# DIRECTIONS FOR THIS TASK
Please retype the records below exactly, leaving out any pictures.

# GIVEN RECORDS
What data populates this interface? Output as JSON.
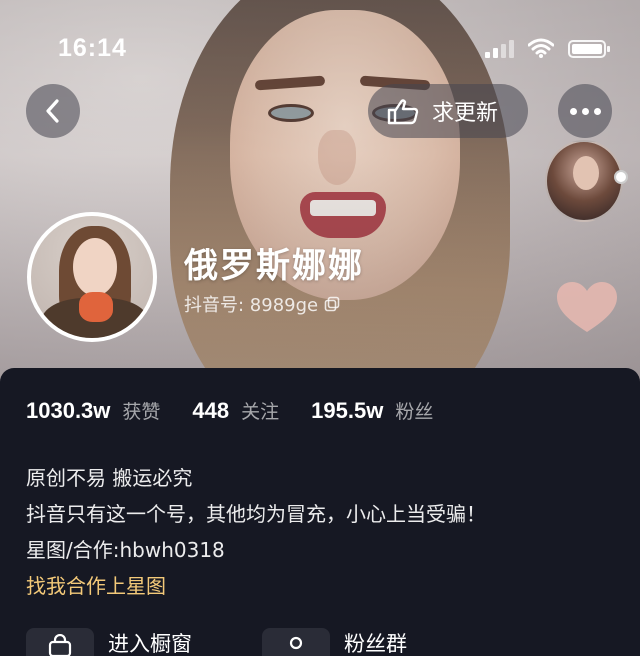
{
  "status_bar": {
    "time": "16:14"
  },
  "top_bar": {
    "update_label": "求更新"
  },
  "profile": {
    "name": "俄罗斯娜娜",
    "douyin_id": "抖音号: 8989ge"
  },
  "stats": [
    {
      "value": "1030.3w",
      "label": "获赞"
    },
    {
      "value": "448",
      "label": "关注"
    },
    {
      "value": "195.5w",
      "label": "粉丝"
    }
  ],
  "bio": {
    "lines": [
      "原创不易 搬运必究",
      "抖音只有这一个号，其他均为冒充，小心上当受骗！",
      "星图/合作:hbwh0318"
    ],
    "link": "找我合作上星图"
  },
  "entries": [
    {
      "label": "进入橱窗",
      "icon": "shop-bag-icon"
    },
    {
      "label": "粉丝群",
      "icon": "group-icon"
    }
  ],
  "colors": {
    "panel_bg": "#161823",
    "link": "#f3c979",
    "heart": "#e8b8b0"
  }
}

# RESPONSE
What data populates this interface? Output as JSON.
{
  "status_bar": {
    "time": "16:14"
  },
  "top_bar": {
    "update_label": "求更新"
  },
  "profile": {
    "name": "俄罗斯娜娜",
    "douyin_id": "抖音号: 8989ge"
  },
  "stats": [
    {
      "value": "1030.3w",
      "label": "获赞"
    },
    {
      "value": "448",
      "label": "关注"
    },
    {
      "value": "195.5w",
      "label": "粉丝"
    }
  ],
  "bio": {
    "lines": [
      "原创不易 搬运必究",
      "抖音只有这一个号，其他均为冒充，小心上当受骗！",
      "星图/合作:hbwh0318"
    ],
    "link": "找我合作上星图"
  },
  "entries": [
    {
      "label": "进入橱窗",
      "icon": "shop-bag-icon"
    },
    {
      "label": "粉丝群",
      "icon": "group-icon"
    }
  ],
  "colors": {
    "panel_bg": "#161823",
    "link": "#f3c979",
    "heart": "#e8b8b0"
  }
}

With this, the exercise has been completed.